TASK TO COMPLETE: Copy, from the entries below, each line where the word "JSON" can be found.

Figure contents as structured data
--*--

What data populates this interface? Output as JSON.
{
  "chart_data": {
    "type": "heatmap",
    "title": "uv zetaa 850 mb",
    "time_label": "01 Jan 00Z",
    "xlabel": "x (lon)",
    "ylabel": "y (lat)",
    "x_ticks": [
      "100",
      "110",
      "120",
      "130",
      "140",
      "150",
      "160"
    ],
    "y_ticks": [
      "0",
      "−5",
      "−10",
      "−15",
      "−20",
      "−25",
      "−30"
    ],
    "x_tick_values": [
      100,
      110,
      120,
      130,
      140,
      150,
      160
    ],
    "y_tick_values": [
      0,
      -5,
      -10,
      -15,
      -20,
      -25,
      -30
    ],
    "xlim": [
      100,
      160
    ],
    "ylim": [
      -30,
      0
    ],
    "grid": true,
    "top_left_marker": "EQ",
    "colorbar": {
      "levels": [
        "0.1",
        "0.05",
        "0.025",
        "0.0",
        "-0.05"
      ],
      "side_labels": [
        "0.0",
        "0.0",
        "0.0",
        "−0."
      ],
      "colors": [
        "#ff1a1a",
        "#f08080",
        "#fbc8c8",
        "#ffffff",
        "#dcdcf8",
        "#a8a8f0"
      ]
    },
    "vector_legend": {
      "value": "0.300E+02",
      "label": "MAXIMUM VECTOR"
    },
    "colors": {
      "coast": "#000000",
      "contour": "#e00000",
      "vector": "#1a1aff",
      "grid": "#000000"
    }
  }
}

--*--

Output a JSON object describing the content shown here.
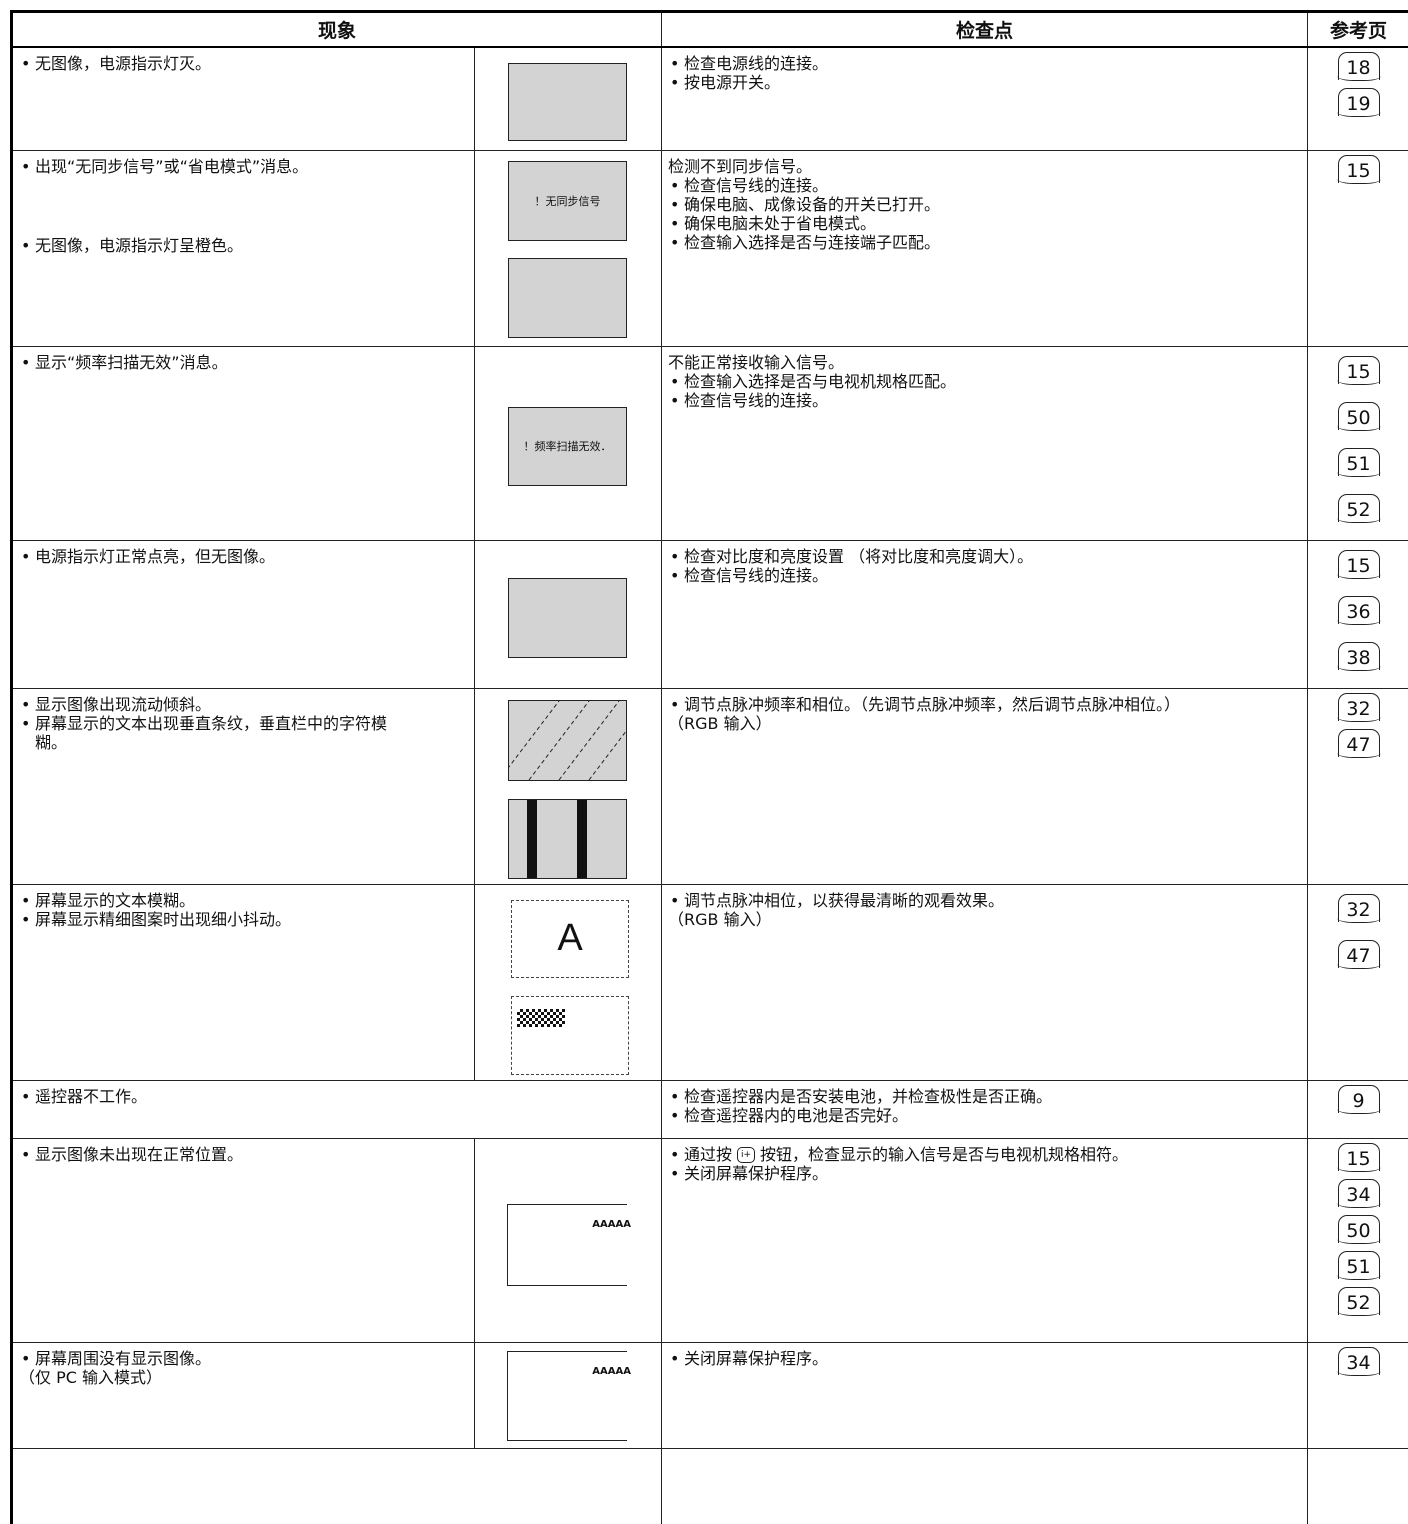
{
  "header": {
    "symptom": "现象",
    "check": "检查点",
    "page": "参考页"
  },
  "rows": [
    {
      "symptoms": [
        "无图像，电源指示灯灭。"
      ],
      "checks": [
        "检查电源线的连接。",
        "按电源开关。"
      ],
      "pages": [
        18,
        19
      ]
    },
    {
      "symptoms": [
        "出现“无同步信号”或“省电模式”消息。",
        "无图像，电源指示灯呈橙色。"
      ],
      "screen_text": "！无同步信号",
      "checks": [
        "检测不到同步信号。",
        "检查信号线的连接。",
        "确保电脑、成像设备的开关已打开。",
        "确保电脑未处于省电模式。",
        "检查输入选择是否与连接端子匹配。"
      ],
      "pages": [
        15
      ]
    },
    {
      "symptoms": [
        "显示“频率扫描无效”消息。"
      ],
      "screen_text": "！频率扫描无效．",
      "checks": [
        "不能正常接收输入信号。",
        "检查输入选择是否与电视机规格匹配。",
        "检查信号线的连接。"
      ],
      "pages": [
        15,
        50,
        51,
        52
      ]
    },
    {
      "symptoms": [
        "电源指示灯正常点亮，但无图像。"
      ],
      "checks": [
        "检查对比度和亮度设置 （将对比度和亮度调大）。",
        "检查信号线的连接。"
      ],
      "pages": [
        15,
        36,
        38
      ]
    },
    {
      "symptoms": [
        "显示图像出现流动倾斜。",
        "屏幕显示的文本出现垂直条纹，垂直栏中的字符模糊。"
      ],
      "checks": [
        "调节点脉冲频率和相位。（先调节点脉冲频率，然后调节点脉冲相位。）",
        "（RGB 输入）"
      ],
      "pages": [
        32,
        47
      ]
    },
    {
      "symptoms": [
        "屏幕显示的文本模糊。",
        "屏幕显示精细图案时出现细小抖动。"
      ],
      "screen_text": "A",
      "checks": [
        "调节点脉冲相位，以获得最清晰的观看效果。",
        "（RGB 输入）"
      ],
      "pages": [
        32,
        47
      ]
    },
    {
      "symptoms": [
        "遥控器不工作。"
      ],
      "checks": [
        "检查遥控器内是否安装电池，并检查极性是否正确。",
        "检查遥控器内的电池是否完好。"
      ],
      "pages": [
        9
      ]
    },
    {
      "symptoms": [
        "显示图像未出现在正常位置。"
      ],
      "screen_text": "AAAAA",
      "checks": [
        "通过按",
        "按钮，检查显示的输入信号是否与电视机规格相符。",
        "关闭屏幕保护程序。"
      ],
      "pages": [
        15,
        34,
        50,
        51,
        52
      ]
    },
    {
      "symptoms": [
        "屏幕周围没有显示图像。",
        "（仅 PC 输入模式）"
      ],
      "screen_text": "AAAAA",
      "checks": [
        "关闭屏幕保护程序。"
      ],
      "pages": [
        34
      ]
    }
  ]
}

--*--

WRITTEN SOLUTION:
What data populates this interface? Output as JSON.
Output a JSON object describing the content shown here.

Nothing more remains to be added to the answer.